- _What the task requires_
Below is a block of records; repeat all of them exactly.

- _Data entries_
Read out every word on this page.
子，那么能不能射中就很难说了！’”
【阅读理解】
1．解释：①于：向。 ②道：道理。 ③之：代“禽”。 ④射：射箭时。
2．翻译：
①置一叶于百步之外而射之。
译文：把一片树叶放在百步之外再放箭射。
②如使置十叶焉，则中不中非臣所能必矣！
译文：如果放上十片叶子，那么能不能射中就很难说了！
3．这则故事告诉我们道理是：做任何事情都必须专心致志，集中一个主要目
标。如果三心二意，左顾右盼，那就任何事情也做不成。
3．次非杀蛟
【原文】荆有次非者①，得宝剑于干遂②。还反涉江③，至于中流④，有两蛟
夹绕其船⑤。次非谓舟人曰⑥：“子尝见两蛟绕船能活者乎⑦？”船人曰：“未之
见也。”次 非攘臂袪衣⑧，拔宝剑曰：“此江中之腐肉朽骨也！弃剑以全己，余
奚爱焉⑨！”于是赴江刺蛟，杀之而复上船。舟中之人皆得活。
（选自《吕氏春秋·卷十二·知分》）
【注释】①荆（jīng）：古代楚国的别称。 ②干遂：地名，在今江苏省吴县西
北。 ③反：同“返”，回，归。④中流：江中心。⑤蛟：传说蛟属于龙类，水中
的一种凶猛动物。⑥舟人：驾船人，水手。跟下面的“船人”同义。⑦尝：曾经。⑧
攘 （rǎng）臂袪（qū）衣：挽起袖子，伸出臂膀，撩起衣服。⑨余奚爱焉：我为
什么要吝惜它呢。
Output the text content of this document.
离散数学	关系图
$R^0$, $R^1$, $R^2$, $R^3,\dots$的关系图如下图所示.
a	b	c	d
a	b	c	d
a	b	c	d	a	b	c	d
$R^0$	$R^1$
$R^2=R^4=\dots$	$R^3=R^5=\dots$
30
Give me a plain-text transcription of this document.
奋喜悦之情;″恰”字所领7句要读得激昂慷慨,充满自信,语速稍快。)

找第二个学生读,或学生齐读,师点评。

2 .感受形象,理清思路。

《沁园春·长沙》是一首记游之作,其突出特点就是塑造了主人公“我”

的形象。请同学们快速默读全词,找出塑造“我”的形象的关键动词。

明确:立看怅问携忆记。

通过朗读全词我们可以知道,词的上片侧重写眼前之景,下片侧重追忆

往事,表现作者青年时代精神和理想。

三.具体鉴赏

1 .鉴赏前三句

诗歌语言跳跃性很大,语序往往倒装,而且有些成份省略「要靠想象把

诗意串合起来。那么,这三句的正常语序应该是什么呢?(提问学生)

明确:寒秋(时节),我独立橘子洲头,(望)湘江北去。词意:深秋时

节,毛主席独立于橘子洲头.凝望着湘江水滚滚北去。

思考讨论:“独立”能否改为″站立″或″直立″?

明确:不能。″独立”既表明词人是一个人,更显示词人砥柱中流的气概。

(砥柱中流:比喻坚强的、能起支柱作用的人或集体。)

- _Final result_
Read out every word on this page.
子，那么能不能射中就很难说了！’”
【阅读理解】
1．解释：①于：向。 ②道：道理。 ③之：代“禽”。 ④射：射箭时。
2．翻译：
①置一叶于百步之外而射之。
译文：把一片树叶放在百步之外再放箭射。
②如使置十叶焉，则中不中非臣所能必矣！
译文：如果放上十片叶子，那么能不能射中就很难说了！
3．这则故事告诉我们道理是：做任何事情都必须专心致志，集中一个主要目
标。如果三心二意，左顾右盼，那就任何事情也做不成。
3．次非杀蛟
【原文】荆有次非者①，得宝剑于干遂②。还反涉江③，至于中流④，有两蛟
夹绕其船⑤。次非谓舟人曰⑥：“子尝见两蛟绕船能活者乎⑦？”船人曰：“未之
见也。”次 非攘臂袪衣⑧，拔宝剑曰：“此江中之腐肉朽骨也！弃剑以全己，余
奚爱焉⑨！”于是赴江刺蛟，杀之而复上船。舟中之人皆得活。
（选自《吕氏春秋·卷十二·知分》）
【注释】①荆（jīng）：古代楚国的别称。 ②干遂：地名，在今江苏省吴县西
北。 ③反：同“返”，回，归。④中流：江中心。⑤蛟：传说蛟属于龙类，水中
的一种凶猛动物。⑥舟人：驾船人，水手。跟下面的“船人”同义。⑦尝：曾经。⑧
攘 （rǎng）臂袪（qū）衣：挽起袖子，伸出臂膀，撩起衣服。⑨余奚爱焉：我为
什么要吝惜它呢。
Output the text content of this document.
离散数学	关系图
$R^0$, $R^1$, $R^2$, $R^3,\dots$的关系图如下图所示.
a	b	c	d
a	b	c	d
a	b	c	d	a	b	c	d
$R^0$	$R^1$
$R^2=R^4=\dots$	$R^3=R^5=\dots$
30
Give me a plain-text transcription of this document.
奋喜悦之情;″恰”字所领7句要读得激昂慷慨,充满自信,语速稍快。)

找第二个学生读,或学生齐读,师点评。

2 .感受形象,理清思路。

《沁园春·长沙》是一首记游之作,其突出特点就是塑造了主人公“我”

的形象。请同学们快速默读全词,找出塑造“我”的形象的关键动词。

明确:立看怅问携忆记。

通过朗读全词我们可以知道,词的上片侧重写眼前之景,下片侧重追忆

往事,表现作者青年时代精神和理想。

三.具体鉴赏

1 .鉴赏前三句

诗歌语言跳跃性很大,语序往往倒装,而且有些成份省略「要靠想象把

诗意串合起来。那么,这三句的正常语序应该是什么呢?(提问学生)

明确:寒秋(时节),我独立橘子洲头,(望)湘江北去。词意:深秋时

节,毛主席独立于橘子洲头.凝望着湘江水滚滚北去。

思考讨论:“独立”能否改为″站立″或″直立″?

明确:不能。″独立”既表明词人是一个人,更显示词人砥柱中流的气概。

(砥柱中流:比喻坚强的、能起支柱作用的人或集体。)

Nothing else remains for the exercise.